* Do this: Go through the entries and transcribe each one exactly, dropping the pictures.

======== Dataset content

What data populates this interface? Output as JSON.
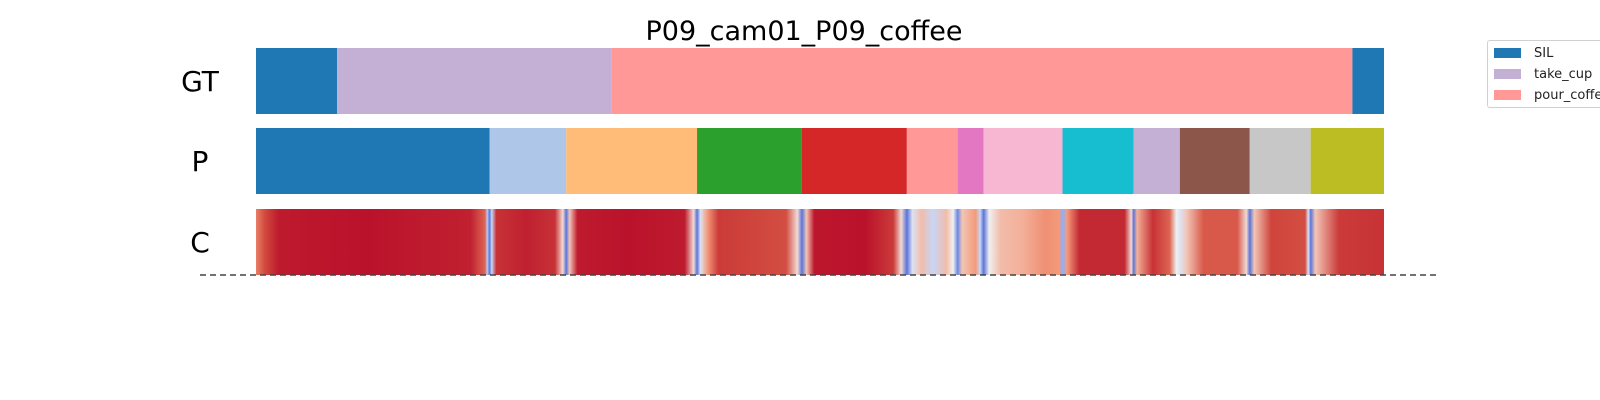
{
  "chart_data": {
    "type": "segmentation",
    "title": "P09_cam01_P09_coffee",
    "x_range": [
      0,
      1
    ],
    "rows": [
      {
        "label": "GT",
        "segments": [
          {
            "start": 0.0,
            "end": 0.072,
            "color": "#1f77b4",
            "action": "SIL"
          },
          {
            "start": 0.072,
            "end": 0.315,
            "color": "#c5b0d5",
            "action": "take_cup"
          },
          {
            "start": 0.315,
            "end": 0.972,
            "color": "#ff9896",
            "action": "pour_coffee"
          },
          {
            "start": 0.972,
            "end": 1.0,
            "color": "#1f77b4",
            "action": "SIL"
          }
        ]
      },
      {
        "label": "P",
        "segments": [
          {
            "start": 0.0,
            "end": 0.207,
            "color": "#1f77b4"
          },
          {
            "start": 0.207,
            "end": 0.275,
            "color": "#aec7e8"
          },
          {
            "start": 0.275,
            "end": 0.391,
            "color": "#ffbb78"
          },
          {
            "start": 0.391,
            "end": 0.484,
            "color": "#2ca02c"
          },
          {
            "start": 0.484,
            "end": 0.577,
            "color": "#d62728"
          },
          {
            "start": 0.577,
            "end": 0.622,
            "color": "#ff9896"
          },
          {
            "start": 0.622,
            "end": 0.645,
            "color": "#e377c2"
          },
          {
            "start": 0.645,
            "end": 0.715,
            "color": "#f7b6d2"
          },
          {
            "start": 0.715,
            "end": 0.778,
            "color": "#17becf"
          },
          {
            "start": 0.778,
            "end": 0.819,
            "color": "#c5b0d5"
          },
          {
            "start": 0.819,
            "end": 0.881,
            "color": "#8c564b"
          },
          {
            "start": 0.881,
            "end": 0.935,
            "color": "#c7c7c7"
          },
          {
            "start": 0.935,
            "end": 1.0,
            "color": "#bcbd22"
          }
        ]
      },
      {
        "label": "C",
        "type": "confidence",
        "colormap": "coolwarm",
        "points": [
          [
            0.0,
            0.75
          ],
          [
            0.008,
            0.85
          ],
          [
            0.02,
            0.95
          ],
          [
            0.05,
            0.96
          ],
          [
            0.1,
            0.97
          ],
          [
            0.15,
            0.95
          ],
          [
            0.19,
            0.94
          ],
          [
            0.203,
            0.8
          ],
          [
            0.205,
            0.35
          ],
          [
            0.207,
            0.1
          ],
          [
            0.209,
            0.4
          ],
          [
            0.213,
            0.9
          ],
          [
            0.24,
            0.94
          ],
          [
            0.265,
            0.9
          ],
          [
            0.272,
            0.55
          ],
          [
            0.275,
            0.1
          ],
          [
            0.278,
            0.6
          ],
          [
            0.285,
            0.95
          ],
          [
            0.33,
            0.97
          ],
          [
            0.38,
            0.95
          ],
          [
            0.388,
            0.55
          ],
          [
            0.391,
            0.1
          ],
          [
            0.394,
            0.45
          ],
          [
            0.4,
            0.7
          ],
          [
            0.41,
            0.88
          ],
          [
            0.44,
            0.86
          ],
          [
            0.47,
            0.84
          ],
          [
            0.48,
            0.55
          ],
          [
            0.484,
            0.1
          ],
          [
            0.488,
            0.6
          ],
          [
            0.495,
            0.96
          ],
          [
            0.54,
            0.97
          ],
          [
            0.565,
            0.88
          ],
          [
            0.572,
            0.55
          ],
          [
            0.577,
            0.1
          ],
          [
            0.582,
            0.45
          ],
          [
            0.59,
            0.62
          ],
          [
            0.6,
            0.4
          ],
          [
            0.612,
            0.62
          ],
          [
            0.618,
            0.5
          ],
          [
            0.622,
            0.15
          ],
          [
            0.626,
            0.6
          ],
          [
            0.638,
            0.7
          ],
          [
            0.642,
            0.4
          ],
          [
            0.645,
            0.1
          ],
          [
            0.65,
            0.5
          ],
          [
            0.66,
            0.62
          ],
          [
            0.68,
            0.65
          ],
          [
            0.7,
            0.72
          ],
          [
            0.712,
            0.7
          ],
          [
            0.715,
            0.25
          ],
          [
            0.719,
            0.7
          ],
          [
            0.73,
            0.92
          ],
          [
            0.77,
            0.92
          ],
          [
            0.776,
            0.55
          ],
          [
            0.778,
            0.1
          ],
          [
            0.781,
            0.65
          ],
          [
            0.795,
            0.9
          ],
          [
            0.81,
            0.8
          ],
          [
            0.816,
            0.5
          ],
          [
            0.819,
            0.45
          ],
          [
            0.825,
            0.6
          ],
          [
            0.84,
            0.82
          ],
          [
            0.87,
            0.82
          ],
          [
            0.878,
            0.55
          ],
          [
            0.881,
            0.1
          ],
          [
            0.885,
            0.6
          ],
          [
            0.9,
            0.86
          ],
          [
            0.93,
            0.84
          ],
          [
            0.933,
            0.45
          ],
          [
            0.935,
            0.1
          ],
          [
            0.939,
            0.6
          ],
          [
            0.96,
            0.88
          ],
          [
            1.0,
            0.9
          ]
        ]
      }
    ],
    "legend": {
      "placement": "top-right",
      "entries": [
        {
          "label": "SIL",
          "color": "#1f77b4"
        },
        {
          "label": "take_cup",
          "color": "#c5b0d5"
        },
        {
          "label": "pour_coffee",
          "color": "#ff9896"
        }
      ]
    },
    "baseline": {
      "style": "dashed",
      "color": "#444444"
    }
  }
}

================

* The response:
What data populates this interface? Output as JSON.
{
  "chart_data": {
    "type": "segmentation",
    "title": "P09_cam01_P09_coffee",
    "x_range": [
      0,
      1
    ],
    "rows": [
      {
        "label": "GT",
        "segments": [
          {
            "start": 0.0,
            "end": 0.072,
            "color": "#1f77b4",
            "action": "SIL"
          },
          {
            "start": 0.072,
            "end": 0.315,
            "color": "#c5b0d5",
            "action": "take_cup"
          },
          {
            "start": 0.315,
            "end": 0.972,
            "color": "#ff9896",
            "action": "pour_coffee"
          },
          {
            "start": 0.972,
            "end": 1.0,
            "color": "#1f77b4",
            "action": "SIL"
          }
        ]
      },
      {
        "label": "P",
        "segments": [
          {
            "start": 0.0,
            "end": 0.207,
            "color": "#1f77b4"
          },
          {
            "start": 0.207,
            "end": 0.275,
            "color": "#aec7e8"
          },
          {
            "start": 0.275,
            "end": 0.391,
            "color": "#ffbb78"
          },
          {
            "start": 0.391,
            "end": 0.484,
            "color": "#2ca02c"
          },
          {
            "start": 0.484,
            "end": 0.577,
            "color": "#d62728"
          },
          {
            "start": 0.577,
            "end": 0.622,
            "color": "#ff9896"
          },
          {
            "start": 0.622,
            "end": 0.645,
            "color": "#e377c2"
          },
          {
            "start": 0.645,
            "end": 0.715,
            "color": "#f7b6d2"
          },
          {
            "start": 0.715,
            "end": 0.778,
            "color": "#17becf"
          },
          {
            "start": 0.778,
            "end": 0.819,
            "color": "#c5b0d5"
          },
          {
            "start": 0.819,
            "end": 0.881,
            "color": "#8c564b"
          },
          {
            "start": 0.881,
            "end": 0.935,
            "color": "#c7c7c7"
          },
          {
            "start": 0.935,
            "end": 1.0,
            "color": "#bcbd22"
          }
        ]
      },
      {
        "label": "C",
        "type": "confidence",
        "colormap": "coolwarm",
        "points": [
          [
            0.0,
            0.75
          ],
          [
            0.008,
            0.85
          ],
          [
            0.02,
            0.95
          ],
          [
            0.05,
            0.96
          ],
          [
            0.1,
            0.97
          ],
          [
            0.15,
            0.95
          ],
          [
            0.19,
            0.94
          ],
          [
            0.203,
            0.8
          ],
          [
            0.205,
            0.35
          ],
          [
            0.207,
            0.1
          ],
          [
            0.209,
            0.4
          ],
          [
            0.213,
            0.9
          ],
          [
            0.24,
            0.94
          ],
          [
            0.265,
            0.9
          ],
          [
            0.272,
            0.55
          ],
          [
            0.275,
            0.1
          ],
          [
            0.278,
            0.6
          ],
          [
            0.285,
            0.95
          ],
          [
            0.33,
            0.97
          ],
          [
            0.38,
            0.95
          ],
          [
            0.388,
            0.55
          ],
          [
            0.391,
            0.1
          ],
          [
            0.394,
            0.45
          ],
          [
            0.4,
            0.7
          ],
          [
            0.41,
            0.88
          ],
          [
            0.44,
            0.86
          ],
          [
            0.47,
            0.84
          ],
          [
            0.48,
            0.55
          ],
          [
            0.484,
            0.1
          ],
          [
            0.488,
            0.6
          ],
          [
            0.495,
            0.96
          ],
          [
            0.54,
            0.97
          ],
          [
            0.565,
            0.88
          ],
          [
            0.572,
            0.55
          ],
          [
            0.577,
            0.1
          ],
          [
            0.582,
            0.45
          ],
          [
            0.59,
            0.62
          ],
          [
            0.6,
            0.4
          ],
          [
            0.612,
            0.62
          ],
          [
            0.618,
            0.5
          ],
          [
            0.622,
            0.15
          ],
          [
            0.626,
            0.6
          ],
          [
            0.638,
            0.7
          ],
          [
            0.642,
            0.4
          ],
          [
            0.645,
            0.1
          ],
          [
            0.65,
            0.5
          ],
          [
            0.66,
            0.62
          ],
          [
            0.68,
            0.65
          ],
          [
            0.7,
            0.72
          ],
          [
            0.712,
            0.7
          ],
          [
            0.715,
            0.25
          ],
          [
            0.719,
            0.7
          ],
          [
            0.73,
            0.92
          ],
          [
            0.77,
            0.92
          ],
          [
            0.776,
            0.55
          ],
          [
            0.778,
            0.1
          ],
          [
            0.781,
            0.65
          ],
          [
            0.795,
            0.9
          ],
          [
            0.81,
            0.8
          ],
          [
            0.816,
            0.5
          ],
          [
            0.819,
            0.45
          ],
          [
            0.825,
            0.6
          ],
          [
            0.84,
            0.82
          ],
          [
            0.87,
            0.82
          ],
          [
            0.878,
            0.55
          ],
          [
            0.881,
            0.1
          ],
          [
            0.885,
            0.6
          ],
          [
            0.9,
            0.86
          ],
          [
            0.93,
            0.84
          ],
          [
            0.933,
            0.45
          ],
          [
            0.935,
            0.1
          ],
          [
            0.939,
            0.6
          ],
          [
            0.96,
            0.88
          ],
          [
            1.0,
            0.9
          ]
        ]
      }
    ],
    "legend": {
      "placement": "top-right",
      "entries": [
        {
          "label": "SIL",
          "color": "#1f77b4"
        },
        {
          "label": "take_cup",
          "color": "#c5b0d5"
        },
        {
          "label": "pour_coffee",
          "color": "#ff9896"
        }
      ]
    },
    "baseline": {
      "style": "dashed",
      "color": "#444444"
    }
  }
}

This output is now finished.